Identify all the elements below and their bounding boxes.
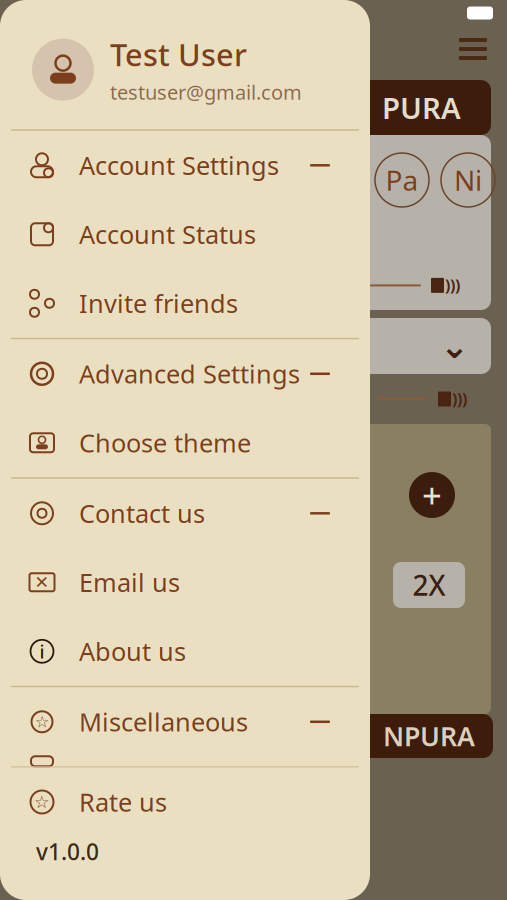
staticText: i xyxy=(40,639,44,664)
staticText: testuser@gmail.com xyxy=(110,79,302,105)
button[interactable]: ☆ xyxy=(0,687,370,756)
button[interactable]: Choose theme xyxy=(0,408,370,477)
staticText: ☆ xyxy=(35,713,49,731)
staticText: Ni xyxy=(454,161,482,199)
button[interactable]: Account Status xyxy=(0,200,370,269)
staticText: Contact us xyxy=(79,496,205,530)
staticText: ))) xyxy=(445,275,460,296)
staticText: v1.0.0 xyxy=(36,836,99,867)
button[interactable]: Invite friends xyxy=(0,269,370,338)
staticText: Pa xyxy=(386,161,418,199)
staticText: Choose theme xyxy=(79,426,251,460)
staticText: About us xyxy=(79,634,186,668)
staticText: Email us xyxy=(79,566,180,599)
staticText: NPURA xyxy=(383,718,475,754)
staticText: + xyxy=(422,472,442,518)
staticText: PURA xyxy=(382,88,461,127)
button[interactable]: Advanced Settings xyxy=(0,339,370,408)
staticText: ))) xyxy=(452,388,467,410)
staticText: Advanced Settings xyxy=(79,357,300,391)
staticText: Test User xyxy=(110,34,247,75)
staticText: 2X xyxy=(412,566,446,604)
staticText: ✕ xyxy=(34,572,50,592)
staticText: Account Settings xyxy=(79,148,279,182)
staticText: Account Status xyxy=(79,218,256,251)
button[interactable]: Account Settings xyxy=(0,131,370,200)
staticText: Invite friends xyxy=(79,286,238,320)
staticText: ☆ xyxy=(34,792,50,812)
staticText: Rate us xyxy=(79,785,167,819)
button[interactable]: ☆ xyxy=(0,768,370,836)
button[interactable]: Contact us xyxy=(0,479,370,548)
button[interactable]: ✕ xyxy=(0,548,370,617)
button[interactable]: Add xyxy=(409,472,455,518)
staticText: ⌄ xyxy=(440,326,469,366)
button[interactable]: Menu xyxy=(447,26,499,72)
staticText: Miscellaneous xyxy=(79,705,248,739)
button[interactable]: i xyxy=(0,617,370,686)
button[interactable]: 2X xyxy=(393,562,465,608)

### Goal of the exercise
Please copy the data without any changes, starting at the line that contains "staticText: i xyxy=(40,639,44,664)" and ending after the line that contains "staticText: Miscellaneous xyxy=(79,705,248,739)".

### Solution
staticText: i xyxy=(40,639,44,664)
staticText: testuser@gmail.com xyxy=(110,79,302,105)
button[interactable]: ☆ xyxy=(0,687,370,756)
button[interactable]: Choose theme xyxy=(0,408,370,477)
staticText: ☆ xyxy=(35,713,49,731)
staticText: Ni xyxy=(454,161,482,199)
button[interactable]: Account Status xyxy=(0,200,370,269)
staticText: Contact us xyxy=(79,496,205,530)
staticText: ))) xyxy=(445,275,460,296)
staticText: v1.0.0 xyxy=(36,836,99,867)
button[interactable]: Invite friends xyxy=(0,269,370,338)
staticText: Pa xyxy=(386,161,418,199)
staticText: Choose theme xyxy=(79,426,251,460)
staticText: About us xyxy=(79,634,186,668)
staticText: Email us xyxy=(79,566,180,599)
staticText: NPURA xyxy=(383,718,475,754)
staticText: + xyxy=(422,472,442,518)
staticText: PURA xyxy=(382,88,461,127)
button[interactable]: Advanced Settings xyxy=(0,339,370,408)
staticText: ))) xyxy=(452,388,467,410)
staticText: Advanced Settings xyxy=(79,357,300,391)
staticText: Test User xyxy=(110,34,247,75)
staticText: 2X xyxy=(412,566,446,604)
staticText: ✕ xyxy=(34,572,50,592)
staticText: Account Settings xyxy=(79,148,279,182)
staticText: Account Status xyxy=(79,218,256,251)
button[interactable]: Account Settings xyxy=(0,131,370,200)
staticText: Invite friends xyxy=(79,286,238,320)
staticText: ☆ xyxy=(34,792,50,812)
staticText: Rate us xyxy=(79,785,167,819)
button[interactable]: ☆ xyxy=(0,768,370,836)
button[interactable]: Contact us xyxy=(0,479,370,548)
button[interactable]: ✕ xyxy=(0,548,370,617)
button[interactable]: Add xyxy=(409,472,455,518)
staticText: ⌄ xyxy=(440,326,469,366)
button[interactable]: Menu xyxy=(447,26,499,72)
staticText: Miscellaneous xyxy=(79,705,248,739)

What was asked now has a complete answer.